### Required work
Show each line that has the string "discipline" in it.

(Stored items)
= = = = =

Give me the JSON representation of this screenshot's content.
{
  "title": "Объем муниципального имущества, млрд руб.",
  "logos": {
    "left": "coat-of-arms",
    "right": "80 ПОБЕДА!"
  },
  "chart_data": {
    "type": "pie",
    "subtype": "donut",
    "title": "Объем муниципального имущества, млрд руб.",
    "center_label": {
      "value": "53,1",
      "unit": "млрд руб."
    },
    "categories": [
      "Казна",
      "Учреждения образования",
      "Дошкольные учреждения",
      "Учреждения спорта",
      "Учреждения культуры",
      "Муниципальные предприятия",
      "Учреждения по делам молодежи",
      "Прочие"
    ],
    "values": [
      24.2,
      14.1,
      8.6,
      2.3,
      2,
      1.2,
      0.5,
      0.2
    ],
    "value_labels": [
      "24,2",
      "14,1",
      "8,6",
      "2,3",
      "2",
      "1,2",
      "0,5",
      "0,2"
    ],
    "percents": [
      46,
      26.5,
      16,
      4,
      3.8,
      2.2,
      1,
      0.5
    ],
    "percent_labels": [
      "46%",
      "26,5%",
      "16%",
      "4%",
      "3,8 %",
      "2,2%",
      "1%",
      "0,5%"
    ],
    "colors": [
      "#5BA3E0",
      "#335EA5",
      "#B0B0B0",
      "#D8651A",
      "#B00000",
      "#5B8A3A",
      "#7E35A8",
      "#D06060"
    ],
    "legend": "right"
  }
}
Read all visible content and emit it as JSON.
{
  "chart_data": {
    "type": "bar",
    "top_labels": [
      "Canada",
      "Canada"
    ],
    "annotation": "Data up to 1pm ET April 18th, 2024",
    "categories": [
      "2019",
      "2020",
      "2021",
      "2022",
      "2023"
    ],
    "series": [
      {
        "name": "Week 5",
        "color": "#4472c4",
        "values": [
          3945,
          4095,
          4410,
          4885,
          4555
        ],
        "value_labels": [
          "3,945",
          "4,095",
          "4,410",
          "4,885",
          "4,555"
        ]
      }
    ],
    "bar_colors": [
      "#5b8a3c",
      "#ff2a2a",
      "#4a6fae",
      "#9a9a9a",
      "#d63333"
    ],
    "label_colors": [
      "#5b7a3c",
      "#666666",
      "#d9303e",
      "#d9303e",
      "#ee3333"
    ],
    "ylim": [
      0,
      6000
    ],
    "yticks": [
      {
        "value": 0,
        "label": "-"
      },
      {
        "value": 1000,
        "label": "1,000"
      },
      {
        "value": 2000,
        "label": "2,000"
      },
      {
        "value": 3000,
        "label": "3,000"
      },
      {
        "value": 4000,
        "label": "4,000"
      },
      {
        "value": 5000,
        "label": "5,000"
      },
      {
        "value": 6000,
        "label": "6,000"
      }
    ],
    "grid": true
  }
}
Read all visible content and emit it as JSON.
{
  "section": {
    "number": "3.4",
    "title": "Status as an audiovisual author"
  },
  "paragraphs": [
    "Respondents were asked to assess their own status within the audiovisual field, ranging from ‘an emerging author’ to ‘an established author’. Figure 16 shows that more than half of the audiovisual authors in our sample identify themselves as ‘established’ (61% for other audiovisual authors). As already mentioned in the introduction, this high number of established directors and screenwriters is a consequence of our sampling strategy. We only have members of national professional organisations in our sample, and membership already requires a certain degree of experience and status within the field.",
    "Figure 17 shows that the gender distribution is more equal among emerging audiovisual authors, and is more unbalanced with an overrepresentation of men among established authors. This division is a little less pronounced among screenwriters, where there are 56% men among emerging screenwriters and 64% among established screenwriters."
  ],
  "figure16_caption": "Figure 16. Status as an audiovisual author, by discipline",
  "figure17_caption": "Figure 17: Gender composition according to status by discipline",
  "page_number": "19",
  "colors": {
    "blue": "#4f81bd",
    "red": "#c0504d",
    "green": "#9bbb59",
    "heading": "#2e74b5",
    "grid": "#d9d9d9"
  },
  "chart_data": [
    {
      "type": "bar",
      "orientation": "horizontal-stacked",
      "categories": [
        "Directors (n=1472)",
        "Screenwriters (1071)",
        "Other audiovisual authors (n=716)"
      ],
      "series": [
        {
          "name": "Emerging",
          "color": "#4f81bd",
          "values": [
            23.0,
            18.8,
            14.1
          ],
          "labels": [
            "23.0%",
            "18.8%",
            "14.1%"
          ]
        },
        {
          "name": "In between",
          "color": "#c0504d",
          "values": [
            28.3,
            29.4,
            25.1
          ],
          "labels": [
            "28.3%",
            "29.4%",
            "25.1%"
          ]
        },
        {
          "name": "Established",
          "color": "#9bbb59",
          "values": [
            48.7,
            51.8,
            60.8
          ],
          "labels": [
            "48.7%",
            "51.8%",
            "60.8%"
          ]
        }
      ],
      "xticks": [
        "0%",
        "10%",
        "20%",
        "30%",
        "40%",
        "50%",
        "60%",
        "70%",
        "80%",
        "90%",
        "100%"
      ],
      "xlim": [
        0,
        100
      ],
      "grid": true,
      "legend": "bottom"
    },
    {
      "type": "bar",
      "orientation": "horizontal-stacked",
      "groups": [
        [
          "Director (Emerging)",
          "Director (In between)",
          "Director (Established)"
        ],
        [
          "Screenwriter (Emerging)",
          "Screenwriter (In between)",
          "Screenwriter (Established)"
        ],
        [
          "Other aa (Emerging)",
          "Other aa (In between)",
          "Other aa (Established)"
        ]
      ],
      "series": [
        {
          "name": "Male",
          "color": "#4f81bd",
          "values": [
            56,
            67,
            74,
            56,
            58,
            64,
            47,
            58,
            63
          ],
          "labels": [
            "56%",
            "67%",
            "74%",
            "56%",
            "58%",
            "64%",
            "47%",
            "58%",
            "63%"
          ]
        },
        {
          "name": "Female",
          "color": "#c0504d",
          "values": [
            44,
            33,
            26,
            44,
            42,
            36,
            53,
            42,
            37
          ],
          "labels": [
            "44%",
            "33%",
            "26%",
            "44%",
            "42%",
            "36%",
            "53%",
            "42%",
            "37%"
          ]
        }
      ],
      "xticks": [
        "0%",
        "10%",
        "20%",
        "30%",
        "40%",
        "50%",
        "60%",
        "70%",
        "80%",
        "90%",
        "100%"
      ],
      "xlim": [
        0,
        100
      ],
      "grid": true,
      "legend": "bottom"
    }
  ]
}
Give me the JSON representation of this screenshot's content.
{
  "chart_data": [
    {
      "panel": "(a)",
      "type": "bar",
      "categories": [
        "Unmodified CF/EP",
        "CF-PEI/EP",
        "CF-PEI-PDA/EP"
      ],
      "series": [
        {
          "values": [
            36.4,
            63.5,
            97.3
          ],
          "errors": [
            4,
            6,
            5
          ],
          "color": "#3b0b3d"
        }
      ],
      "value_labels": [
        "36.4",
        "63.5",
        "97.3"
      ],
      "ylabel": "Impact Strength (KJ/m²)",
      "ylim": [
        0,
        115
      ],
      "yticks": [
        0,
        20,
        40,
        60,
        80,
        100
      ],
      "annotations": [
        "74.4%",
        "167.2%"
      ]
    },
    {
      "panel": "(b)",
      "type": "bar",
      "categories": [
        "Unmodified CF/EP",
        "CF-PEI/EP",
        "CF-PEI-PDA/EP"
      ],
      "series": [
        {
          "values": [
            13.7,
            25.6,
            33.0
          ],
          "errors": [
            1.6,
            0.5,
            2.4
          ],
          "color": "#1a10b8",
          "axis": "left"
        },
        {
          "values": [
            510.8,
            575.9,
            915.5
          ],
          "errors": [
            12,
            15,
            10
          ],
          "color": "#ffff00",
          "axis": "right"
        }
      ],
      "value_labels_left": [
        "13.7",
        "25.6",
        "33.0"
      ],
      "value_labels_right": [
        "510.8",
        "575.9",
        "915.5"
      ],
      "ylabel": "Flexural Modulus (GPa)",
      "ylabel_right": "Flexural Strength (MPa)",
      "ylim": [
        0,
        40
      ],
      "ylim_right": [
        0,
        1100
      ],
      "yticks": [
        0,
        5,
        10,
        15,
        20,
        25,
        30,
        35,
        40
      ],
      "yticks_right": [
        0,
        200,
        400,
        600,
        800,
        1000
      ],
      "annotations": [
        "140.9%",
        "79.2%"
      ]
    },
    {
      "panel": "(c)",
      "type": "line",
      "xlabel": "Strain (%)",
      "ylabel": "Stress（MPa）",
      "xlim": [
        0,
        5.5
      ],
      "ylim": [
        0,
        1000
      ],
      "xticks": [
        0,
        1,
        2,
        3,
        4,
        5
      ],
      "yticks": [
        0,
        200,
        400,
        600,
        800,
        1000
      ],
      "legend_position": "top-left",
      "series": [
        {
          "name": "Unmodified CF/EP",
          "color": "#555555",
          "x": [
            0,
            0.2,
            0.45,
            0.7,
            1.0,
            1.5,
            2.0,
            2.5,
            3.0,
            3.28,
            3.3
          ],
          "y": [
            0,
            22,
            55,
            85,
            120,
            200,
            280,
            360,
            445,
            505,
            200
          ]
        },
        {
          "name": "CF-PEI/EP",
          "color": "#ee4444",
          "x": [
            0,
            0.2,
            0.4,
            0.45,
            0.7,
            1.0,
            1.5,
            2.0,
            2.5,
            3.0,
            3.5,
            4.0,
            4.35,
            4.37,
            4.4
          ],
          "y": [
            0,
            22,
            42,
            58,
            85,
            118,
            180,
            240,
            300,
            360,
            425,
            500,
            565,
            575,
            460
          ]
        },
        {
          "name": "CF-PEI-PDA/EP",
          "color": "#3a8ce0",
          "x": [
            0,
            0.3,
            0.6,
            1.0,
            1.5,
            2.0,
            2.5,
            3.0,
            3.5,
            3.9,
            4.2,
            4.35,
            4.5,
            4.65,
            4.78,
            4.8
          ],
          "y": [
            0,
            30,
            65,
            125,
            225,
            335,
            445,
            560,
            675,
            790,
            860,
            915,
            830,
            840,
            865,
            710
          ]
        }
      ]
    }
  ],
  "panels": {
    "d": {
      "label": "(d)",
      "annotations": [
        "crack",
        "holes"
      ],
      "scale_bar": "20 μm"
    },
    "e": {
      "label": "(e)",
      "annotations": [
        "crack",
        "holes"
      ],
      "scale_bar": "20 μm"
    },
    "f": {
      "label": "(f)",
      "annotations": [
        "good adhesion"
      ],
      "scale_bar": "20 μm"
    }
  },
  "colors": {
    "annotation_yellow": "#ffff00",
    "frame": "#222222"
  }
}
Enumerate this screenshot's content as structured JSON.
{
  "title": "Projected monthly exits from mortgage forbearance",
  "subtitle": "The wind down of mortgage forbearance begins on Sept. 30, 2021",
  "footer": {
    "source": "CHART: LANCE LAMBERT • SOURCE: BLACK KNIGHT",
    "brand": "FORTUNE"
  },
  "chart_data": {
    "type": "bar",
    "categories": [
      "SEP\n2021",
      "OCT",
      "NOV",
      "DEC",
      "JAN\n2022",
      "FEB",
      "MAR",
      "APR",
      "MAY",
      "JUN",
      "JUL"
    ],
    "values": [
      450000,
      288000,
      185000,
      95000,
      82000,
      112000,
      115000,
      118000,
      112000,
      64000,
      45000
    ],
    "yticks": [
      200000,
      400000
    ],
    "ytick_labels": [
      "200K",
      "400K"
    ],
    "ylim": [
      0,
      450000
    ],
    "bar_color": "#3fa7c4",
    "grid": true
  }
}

= = = = =

### Exercise solution
  "figure16_caption": "Figure 16. Status as an audiovisual author, by discipline",
  "figure17_caption": "Figure 17: Gender composition according to status by discipline",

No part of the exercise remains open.